Set exercise: Reproduce all the material exactly, minus any pictures it holds.

-- Start --

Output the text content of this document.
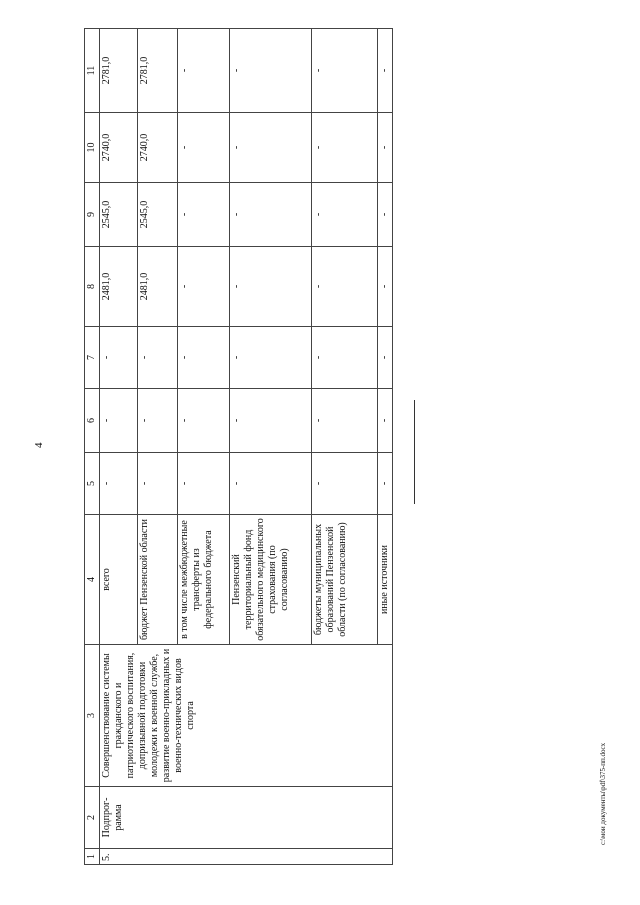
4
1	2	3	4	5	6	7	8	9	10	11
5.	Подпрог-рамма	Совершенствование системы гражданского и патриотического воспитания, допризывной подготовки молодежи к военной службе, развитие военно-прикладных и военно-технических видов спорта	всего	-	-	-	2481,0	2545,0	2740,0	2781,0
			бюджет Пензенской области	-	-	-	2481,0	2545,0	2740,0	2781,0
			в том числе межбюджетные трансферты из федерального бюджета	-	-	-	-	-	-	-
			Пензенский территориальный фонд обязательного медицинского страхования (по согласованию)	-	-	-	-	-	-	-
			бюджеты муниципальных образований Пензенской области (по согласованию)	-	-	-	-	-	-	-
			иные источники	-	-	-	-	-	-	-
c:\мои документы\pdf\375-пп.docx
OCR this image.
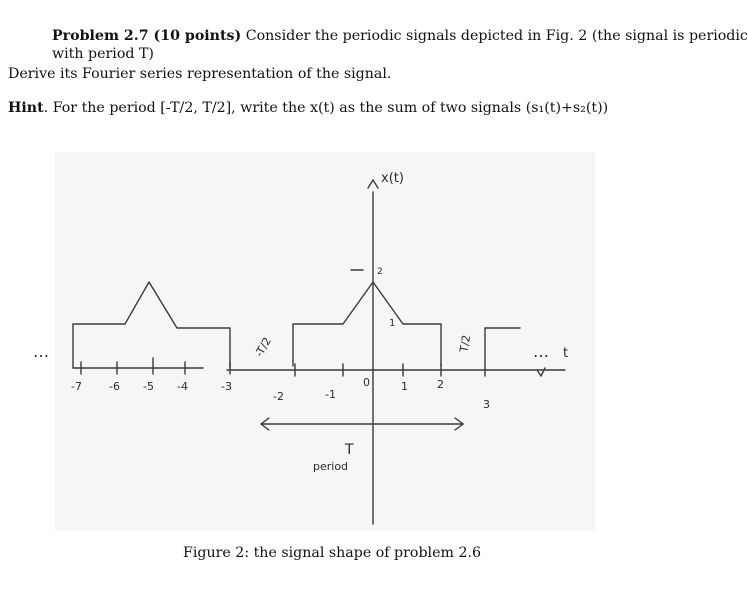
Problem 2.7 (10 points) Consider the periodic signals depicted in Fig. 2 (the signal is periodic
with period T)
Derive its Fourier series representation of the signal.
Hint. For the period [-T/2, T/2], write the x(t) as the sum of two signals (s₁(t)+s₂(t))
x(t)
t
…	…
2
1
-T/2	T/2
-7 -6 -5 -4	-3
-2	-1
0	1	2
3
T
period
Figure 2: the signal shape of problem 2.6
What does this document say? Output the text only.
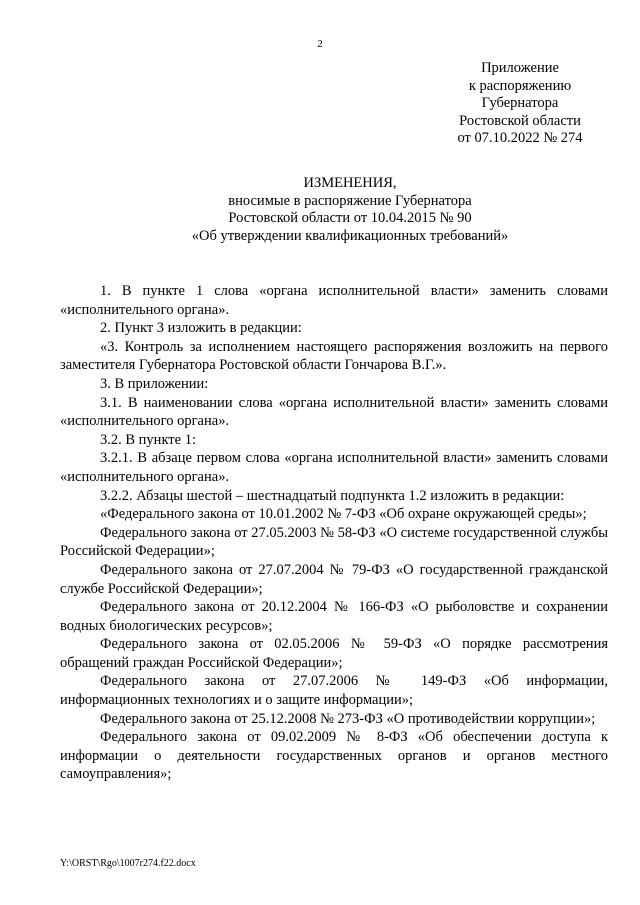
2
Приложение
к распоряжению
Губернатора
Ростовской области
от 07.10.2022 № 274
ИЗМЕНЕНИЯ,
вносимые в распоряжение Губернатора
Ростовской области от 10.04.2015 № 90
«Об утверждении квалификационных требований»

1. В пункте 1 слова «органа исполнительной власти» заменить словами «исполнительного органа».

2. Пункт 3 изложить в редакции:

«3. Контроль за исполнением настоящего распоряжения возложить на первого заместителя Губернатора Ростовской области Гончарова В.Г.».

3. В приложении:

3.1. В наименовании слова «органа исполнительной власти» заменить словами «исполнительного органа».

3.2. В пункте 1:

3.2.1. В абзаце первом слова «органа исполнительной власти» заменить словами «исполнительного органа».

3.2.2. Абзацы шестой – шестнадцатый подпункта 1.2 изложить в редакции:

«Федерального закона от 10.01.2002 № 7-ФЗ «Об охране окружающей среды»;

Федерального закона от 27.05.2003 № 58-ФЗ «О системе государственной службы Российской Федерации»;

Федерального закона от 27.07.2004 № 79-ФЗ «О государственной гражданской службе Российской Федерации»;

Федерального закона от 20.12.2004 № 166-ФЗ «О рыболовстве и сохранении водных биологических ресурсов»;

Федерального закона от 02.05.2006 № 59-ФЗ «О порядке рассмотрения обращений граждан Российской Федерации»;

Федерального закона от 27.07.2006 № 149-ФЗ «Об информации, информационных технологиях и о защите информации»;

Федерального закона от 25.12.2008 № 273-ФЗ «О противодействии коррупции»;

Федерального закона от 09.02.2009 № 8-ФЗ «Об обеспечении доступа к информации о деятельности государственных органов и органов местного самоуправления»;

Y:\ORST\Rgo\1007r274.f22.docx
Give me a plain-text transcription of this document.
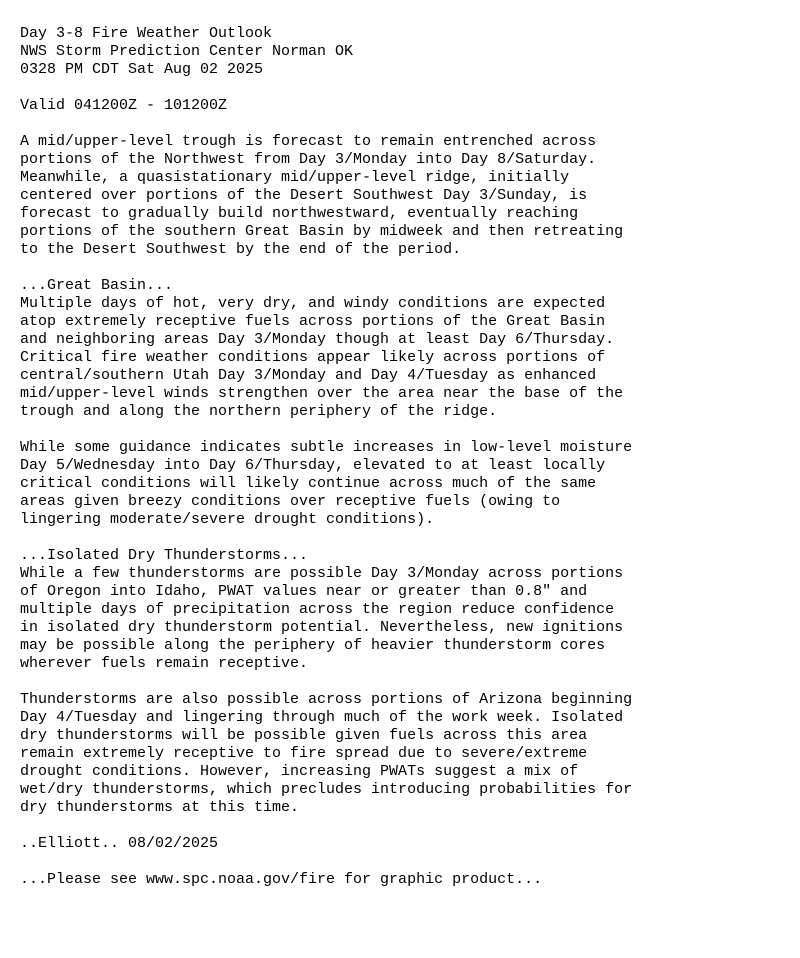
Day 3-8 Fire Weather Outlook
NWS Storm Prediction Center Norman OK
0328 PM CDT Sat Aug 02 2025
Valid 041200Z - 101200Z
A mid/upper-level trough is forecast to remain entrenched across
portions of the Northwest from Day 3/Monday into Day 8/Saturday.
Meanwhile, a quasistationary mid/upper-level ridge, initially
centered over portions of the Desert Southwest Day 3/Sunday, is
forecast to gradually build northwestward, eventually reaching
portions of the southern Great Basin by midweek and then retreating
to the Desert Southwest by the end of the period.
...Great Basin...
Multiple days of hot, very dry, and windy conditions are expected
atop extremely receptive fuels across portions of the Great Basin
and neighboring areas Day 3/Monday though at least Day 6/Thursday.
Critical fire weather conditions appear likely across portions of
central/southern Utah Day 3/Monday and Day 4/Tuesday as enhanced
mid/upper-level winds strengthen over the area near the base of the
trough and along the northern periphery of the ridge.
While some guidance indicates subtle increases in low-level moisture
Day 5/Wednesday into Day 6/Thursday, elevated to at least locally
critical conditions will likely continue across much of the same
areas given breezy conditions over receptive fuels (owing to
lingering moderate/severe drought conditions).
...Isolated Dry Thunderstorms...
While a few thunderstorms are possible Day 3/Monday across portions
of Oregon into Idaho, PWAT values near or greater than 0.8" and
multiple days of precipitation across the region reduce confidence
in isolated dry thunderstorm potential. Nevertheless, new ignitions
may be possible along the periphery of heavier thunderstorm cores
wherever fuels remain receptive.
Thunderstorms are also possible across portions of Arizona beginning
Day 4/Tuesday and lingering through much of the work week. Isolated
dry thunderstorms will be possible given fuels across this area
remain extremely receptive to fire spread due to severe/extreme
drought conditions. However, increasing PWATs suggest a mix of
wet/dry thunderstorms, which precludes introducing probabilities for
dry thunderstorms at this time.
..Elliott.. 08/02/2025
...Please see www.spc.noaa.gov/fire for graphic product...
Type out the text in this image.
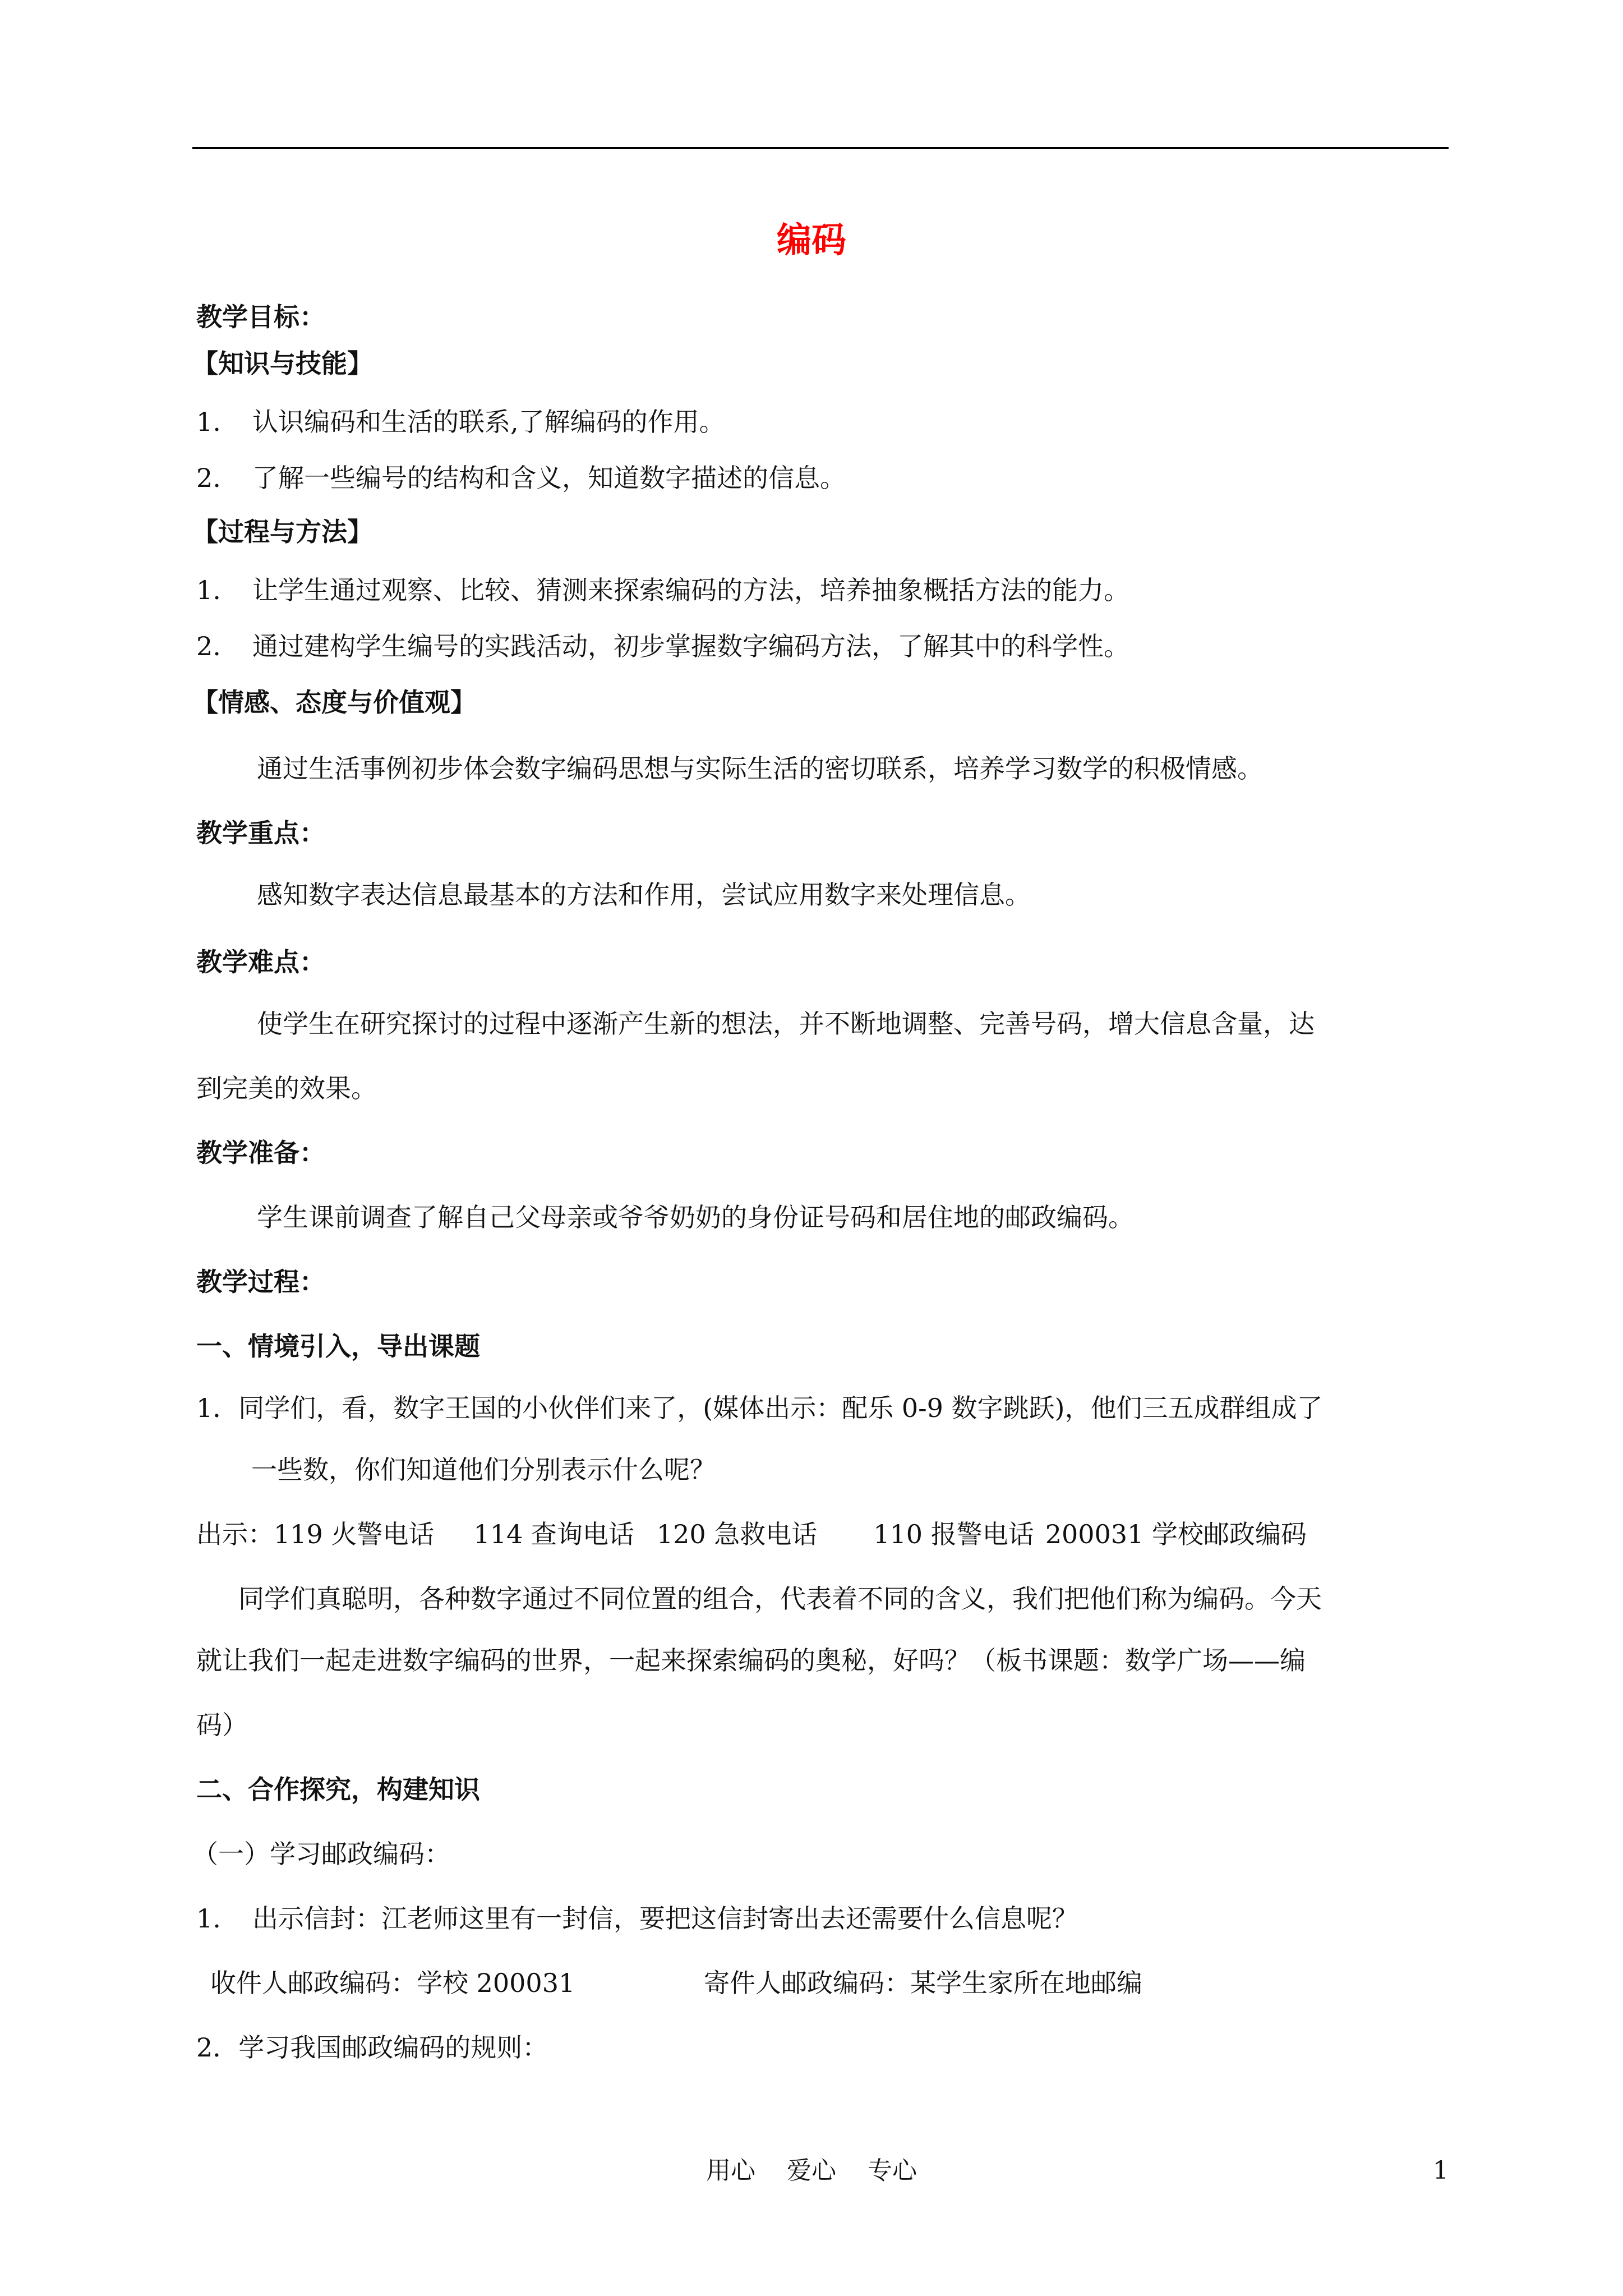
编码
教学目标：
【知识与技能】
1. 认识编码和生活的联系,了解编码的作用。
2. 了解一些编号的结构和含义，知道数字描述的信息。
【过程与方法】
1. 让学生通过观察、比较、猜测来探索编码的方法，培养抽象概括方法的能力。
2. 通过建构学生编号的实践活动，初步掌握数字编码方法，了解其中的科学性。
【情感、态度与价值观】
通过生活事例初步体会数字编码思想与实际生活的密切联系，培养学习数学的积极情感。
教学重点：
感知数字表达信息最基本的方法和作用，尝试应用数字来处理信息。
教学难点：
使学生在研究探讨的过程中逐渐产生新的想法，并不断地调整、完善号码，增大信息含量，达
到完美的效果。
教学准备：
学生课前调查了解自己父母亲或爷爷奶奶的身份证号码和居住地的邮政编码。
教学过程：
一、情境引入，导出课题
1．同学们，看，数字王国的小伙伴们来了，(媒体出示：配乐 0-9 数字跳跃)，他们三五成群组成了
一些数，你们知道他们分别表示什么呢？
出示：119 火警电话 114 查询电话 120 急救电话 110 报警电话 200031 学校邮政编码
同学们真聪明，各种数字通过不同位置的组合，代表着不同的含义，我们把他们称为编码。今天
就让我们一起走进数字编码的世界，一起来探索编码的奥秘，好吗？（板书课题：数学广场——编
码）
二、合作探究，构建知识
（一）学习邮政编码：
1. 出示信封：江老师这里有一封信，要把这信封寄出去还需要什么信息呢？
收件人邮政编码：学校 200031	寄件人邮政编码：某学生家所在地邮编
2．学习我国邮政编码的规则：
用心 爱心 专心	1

-- End --

Complete output:
Output the text content of this document.
4
1	2	3	4	5	6	7	8	9	10	11
5.	Подпрог-рамма	Совершенствование системы гражданского и патриотического воспитания, допризывной подготовки молодежи к военной службе, развитие военно-прикладных и военно-технических видов спорта	всего	-	-	-	2481,0	2545,0	2740,0	2781,0
			бюджет Пензенской области	-	-	-	2481,0	2545,0	2740,0	2781,0
			в том числе межбюджетные трансферты из федерального бюджета	-	-	-	-	-	-	-
			Пензенский территориальный фонд обязательного медицинского страхования (по согласованию)	-	-	-	-	-	-	-
			бюджеты муниципальных образований Пензенской области (по согласованию)	-	-	-	-	-	-	-
			иные источники	-	-	-	-	-	-	-
c:\мои документы\pdf\375-пп.docx
OCR this image.
Problem 2.7 (10 points) Consider the periodic signals depicted in Fig. 2 (the signal is periodic
with period T)
Derive its Fourier series representation of the signal.
Hint. For the period [-T/2, T/2], write the x(t) as the sum of two signals (s₁(t)+s₂(t))
x(t)
t
…	…
2
1
-T/2	T/2
-7 -6 -5 -4	-3
-2	-1
0	1	2
3
T
period
Figure 2: the signal shape of problem 2.6
What does this document say? Output the text only.
2
Приложение
к распоряжению
Губернатора
Ростовской области
от 07.10.2022 № 274
ИЗМЕНЕНИЯ,
вносимые в распоряжение Губернатора
Ростовской области от 10.04.2015 № 90
«Об утверждении квалификационных требований»

1. В пункте 1 слова «органа исполнительной власти» заменить словами «исполнительного органа».

2. Пункт 3 изложить в редакции:

«3. Контроль за исполнением настоящего распоряжения возложить на первого заместителя Губернатора Ростовской области Гончарова В.Г.».

3. В приложении:

3.1. В наименовании слова «органа исполнительной власти» заменить словами «исполнительного органа».

3.2. В пункте 1:

3.2.1. В абзаце первом слова «органа исполнительной власти» заменить словами «исполнительного органа».

3.2.2. Абзацы шестой – шестнадцатый подпункта 1.2 изложить в редакции:

«Федерального закона от 10.01.2002 № 7-ФЗ «Об охране окружающей среды»;

Федерального закона от 27.05.2003 № 58-ФЗ «О системе государственной службы Российской Федерации»;

Федерального закона от 27.07.2004 № 79-ФЗ «О государственной гражданской службе Российской Федерации»;

Федерального закона от 20.12.2004 № 166-ФЗ «О рыболовстве и сохранении водных биологических ресурсов»;

Федерального закона от 02.05.2006 № 59-ФЗ «О порядке рассмотрения обращений граждан Российской Федерации»;

Федерального закона от 27.07.2006 № 149-ФЗ «Об информации, информационных технологиях и о защите информации»;

Федерального закона от 25.12.2008 № 273-ФЗ «О противодействии коррупции»;

Федерального закона от 09.02.2009 № 8-ФЗ «Об обеспечении доступа к информации о деятельности государственных органов и органов местного самоуправления»;

Y:\ORST\Rgo\1007r274.f22.docx
Give me a plain-text transcription of this document.
Day 3-8 Fire Weather Outlook
NWS Storm Prediction Center Norman OK
0328 PM CDT Sat Aug 02 2025
Valid 041200Z - 101200Z
A mid/upper-level trough is forecast to remain entrenched across
portions of the Northwest from Day 3/Monday into Day 8/Saturday.
Meanwhile, a quasistationary mid/upper-level ridge, initially
centered over portions of the Desert Southwest Day 3/Sunday, is
forecast to gradually build northwestward, eventually reaching
portions of the southern Great Basin by midweek and then retreating
to the Desert Southwest by the end of the period.
...Great Basin...
Multiple days of hot, very dry, and windy conditions are expected
atop extremely receptive fuels across portions of the Great Basin
and neighboring areas Day 3/Monday though at least Day 6/Thursday.
Critical fire weather conditions appear likely across portions of
central/southern Utah Day 3/Monday and Day 4/Tuesday as enhanced
mid/upper-level winds strengthen over the area near the base of the
trough and along the northern periphery of the ridge.
While some guidance indicates subtle increases in low-level moisture
Day 5/Wednesday into Day 6/Thursday, elevated to at least locally
critical conditions will likely continue across much of the same
areas given breezy conditions over receptive fuels (owing to
lingering moderate/severe drought conditions).
...Isolated Dry Thunderstorms...
While a few thunderstorms are possible Day 3/Monday across portions
of Oregon into Idaho, PWAT values near or greater than 0.8" and
multiple days of precipitation across the region reduce confidence
in isolated dry thunderstorm potential. Nevertheless, new ignitions
may be possible along the periphery of heavier thunderstorm cores
wherever fuels remain receptive.
Thunderstorms are also possible across portions of Arizona beginning
Day 4/Tuesday and lingering through much of the work week. Isolated
dry thunderstorms will be possible given fuels across this area
remain extremely receptive to fire spread due to severe/extreme
drought conditions. However, increasing PWATs suggest a mix of
wet/dry thunderstorms, which precludes introducing probabilities for
dry thunderstorms at this time.
..Elliott.. 08/02/2025
...Please see www.spc.noaa.gov/fire for graphic product...
Type out the text in this image.
编码
教学目标：
【知识与技能】
1. 认识编码和生活的联系,了解编码的作用。
2. 了解一些编号的结构和含义，知道数字描述的信息。
【过程与方法】
1. 让学生通过观察、比较、猜测来探索编码的方法，培养抽象概括方法的能力。
2. 通过建构学生编号的实践活动，初步掌握数字编码方法，了解其中的科学性。
【情感、态度与价值观】
通过生活事例初步体会数字编码思想与实际生活的密切联系，培养学习数学的积极情感。
教学重点：
感知数字表达信息最基本的方法和作用，尝试应用数字来处理信息。
教学难点：
使学生在研究探讨的过程中逐渐产生新的想法，并不断地调整、完善号码，增大信息含量，达
到完美的效果。
教学准备：
学生课前调查了解自己父母亲或爷爷奶奶的身份证号码和居住地的邮政编码。
教学过程：
一、情境引入，导出课题
1．同学们，看，数字王国的小伙伴们来了，(媒体出示：配乐 0-9 数字跳跃)，他们三五成群组成了
一些数，你们知道他们分别表示什么呢？
出示：119 火警电话 114 查询电话 120 急救电话 110 报警电话 200031 学校邮政编码
同学们真聪明，各种数字通过不同位置的组合，代表着不同的含义，我们把他们称为编码。今天
就让我们一起走进数字编码的世界，一起来探索编码的奥秘，好吗？（板书课题：数学广场——编
码）
二、合作探究，构建知识
（一）学习邮政编码：
1. 出示信封：江老师这里有一封信，要把这信封寄出去还需要什么信息呢？
收件人邮政编码：学校 200031	寄件人邮政编码：某学生家所在地邮编
2．学习我国邮政编码的规则：
用心 爱心 专心	1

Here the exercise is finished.